Every entry should be repeated exactly. Omit the pictures.

> **Extracted records**
┄┄┄┄┄┄┄┄┄┄┄┄┄┄┄┄┄┄┄┄
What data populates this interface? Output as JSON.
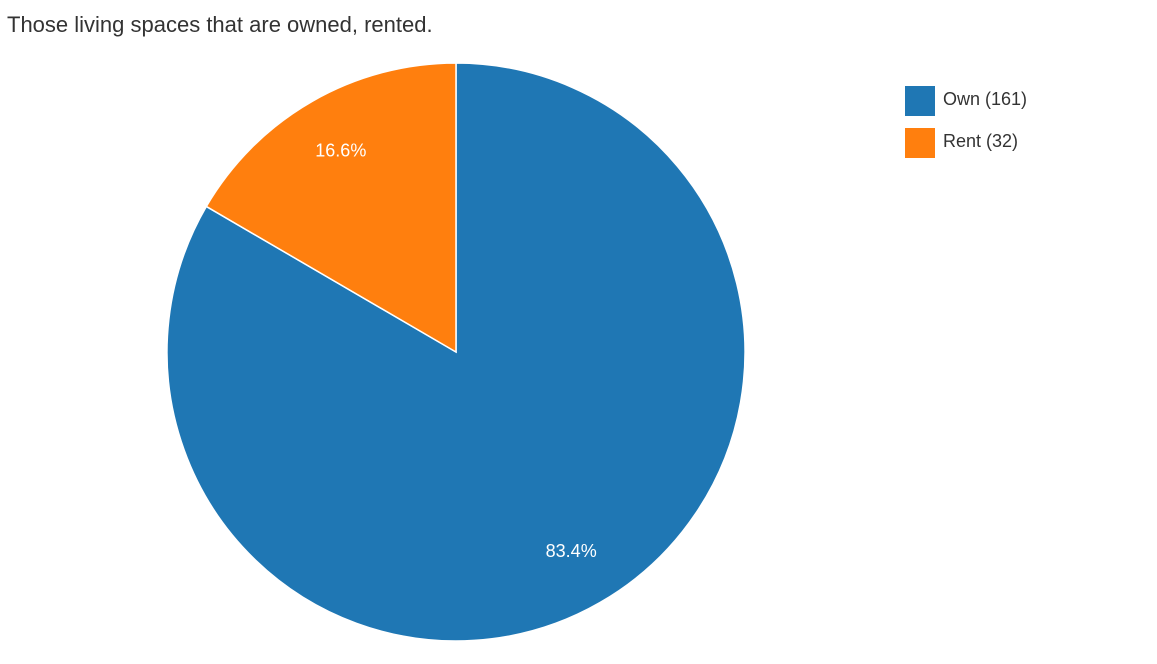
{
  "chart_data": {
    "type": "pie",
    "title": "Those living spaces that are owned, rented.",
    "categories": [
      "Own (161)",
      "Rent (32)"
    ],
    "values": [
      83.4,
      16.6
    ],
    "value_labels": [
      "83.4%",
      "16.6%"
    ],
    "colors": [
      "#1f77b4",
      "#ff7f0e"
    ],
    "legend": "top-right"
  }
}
┄┄┄┄┄┄┄┄┄┄┄┄┄┄┄┄┄┄┄┄
> **Response to the exercise**
What data populates this interface? Output as JSON.
{
  "chart_data": {
    "type": "pie",
    "title": "Those living spaces that are owned, rented.",
    "categories": [
      "Own (161)",
      "Rent (32)"
    ],
    "values": [
      83.4,
      16.6
    ],
    "value_labels": [
      "83.4%",
      "16.6%"
    ],
    "colors": [
      "#1f77b4",
      "#ff7f0e"
    ],
    "legend": "top-right"
  }
}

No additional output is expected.